** start SUPPLIED INFORMATION **
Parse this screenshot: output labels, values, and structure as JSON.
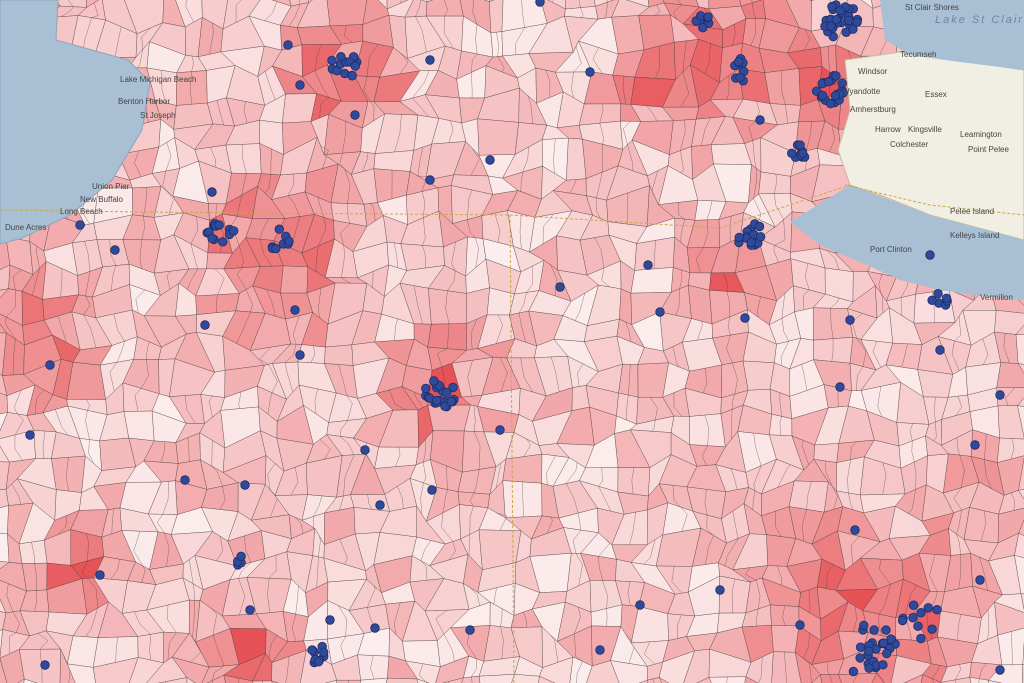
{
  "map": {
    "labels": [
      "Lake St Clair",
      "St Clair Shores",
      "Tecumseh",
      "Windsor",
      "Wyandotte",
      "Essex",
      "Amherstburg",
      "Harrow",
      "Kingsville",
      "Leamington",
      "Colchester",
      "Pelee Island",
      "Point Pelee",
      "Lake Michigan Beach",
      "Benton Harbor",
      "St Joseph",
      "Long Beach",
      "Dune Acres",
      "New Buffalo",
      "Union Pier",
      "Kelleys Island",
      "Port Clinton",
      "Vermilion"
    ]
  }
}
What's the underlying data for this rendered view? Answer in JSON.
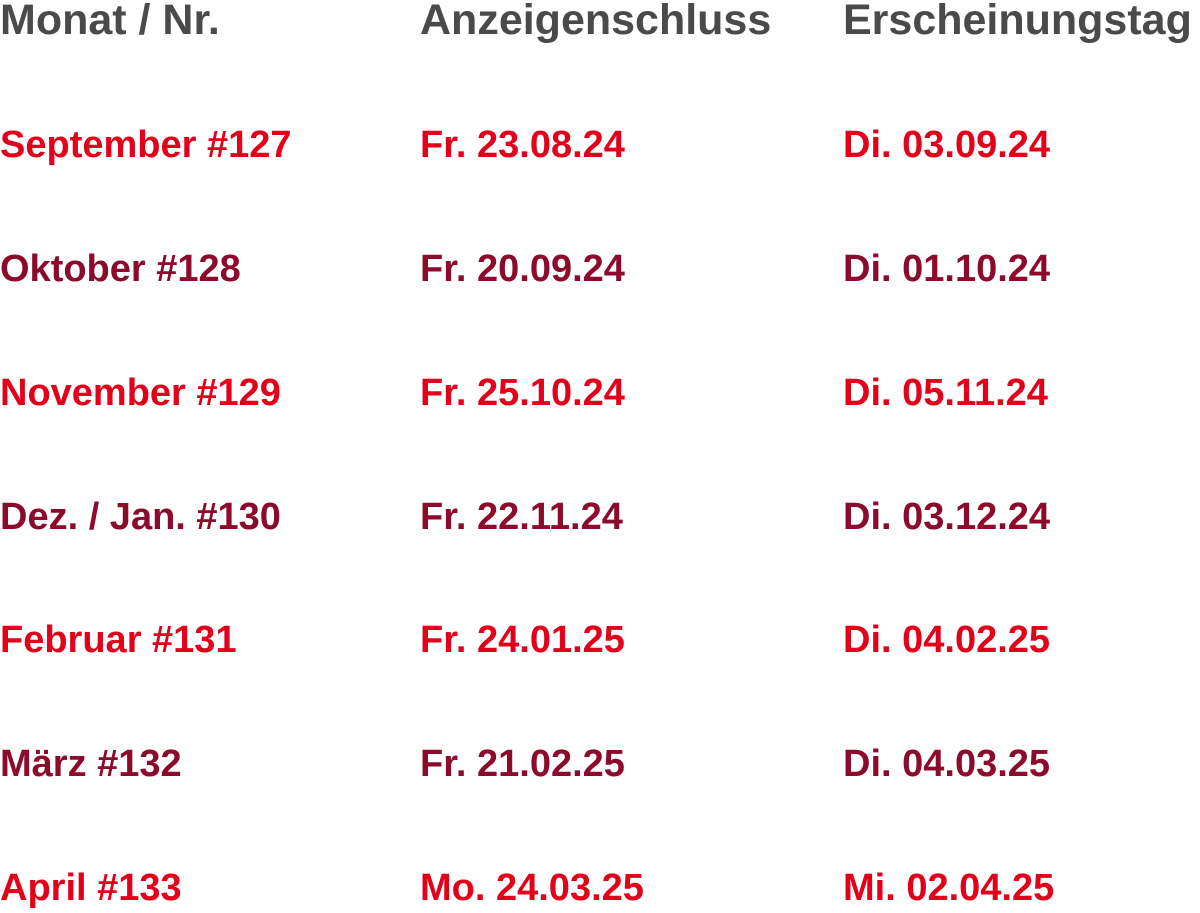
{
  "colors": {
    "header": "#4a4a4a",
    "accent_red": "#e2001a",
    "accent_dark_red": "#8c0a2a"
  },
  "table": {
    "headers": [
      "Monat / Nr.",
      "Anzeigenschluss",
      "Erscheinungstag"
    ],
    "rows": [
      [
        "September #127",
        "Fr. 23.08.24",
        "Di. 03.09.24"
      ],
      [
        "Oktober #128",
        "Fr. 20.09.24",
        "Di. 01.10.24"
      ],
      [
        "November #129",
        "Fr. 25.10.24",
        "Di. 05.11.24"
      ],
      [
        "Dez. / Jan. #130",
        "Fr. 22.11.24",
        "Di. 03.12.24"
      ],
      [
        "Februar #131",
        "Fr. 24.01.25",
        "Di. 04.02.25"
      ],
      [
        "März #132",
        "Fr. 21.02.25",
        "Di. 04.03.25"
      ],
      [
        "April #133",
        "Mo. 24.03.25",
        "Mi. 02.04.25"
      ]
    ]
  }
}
** end SUPPLIED INFORMATION **
Write out exactly the lines from the line holding "What's the underlying" through the last line of the records above, inclusive, and nothing more. Leave out the pictures.

## EXPECTED ANSWER
What's the underlying data for this rendered view? Answer in JSON.
{
  "colors": {
    "header": "#4a4a4a",
    "accent_red": "#e2001a",
    "accent_dark_red": "#8c0a2a"
  },
  "table": {
    "headers": [
      "Monat / Nr.",
      "Anzeigenschluss",
      "Erscheinungstag"
    ],
    "rows": [
      [
        "September #127",
        "Fr. 23.08.24",
        "Di. 03.09.24"
      ],
      [
        "Oktober #128",
        "Fr. 20.09.24",
        "Di. 01.10.24"
      ],
      [
        "November #129",
        "Fr. 25.10.24",
        "Di. 05.11.24"
      ],
      [
        "Dez. / Jan. #130",
        "Fr. 22.11.24",
        "Di. 03.12.24"
      ],
      [
        "Februar #131",
        "Fr. 24.01.25",
        "Di. 04.02.25"
      ],
      [
        "März #132",
        "Fr. 21.02.25",
        "Di. 04.03.25"
      ],
      [
        "April #133",
        "Mo. 24.03.25",
        "Mi. 02.04.25"
      ]
    ]
  }
}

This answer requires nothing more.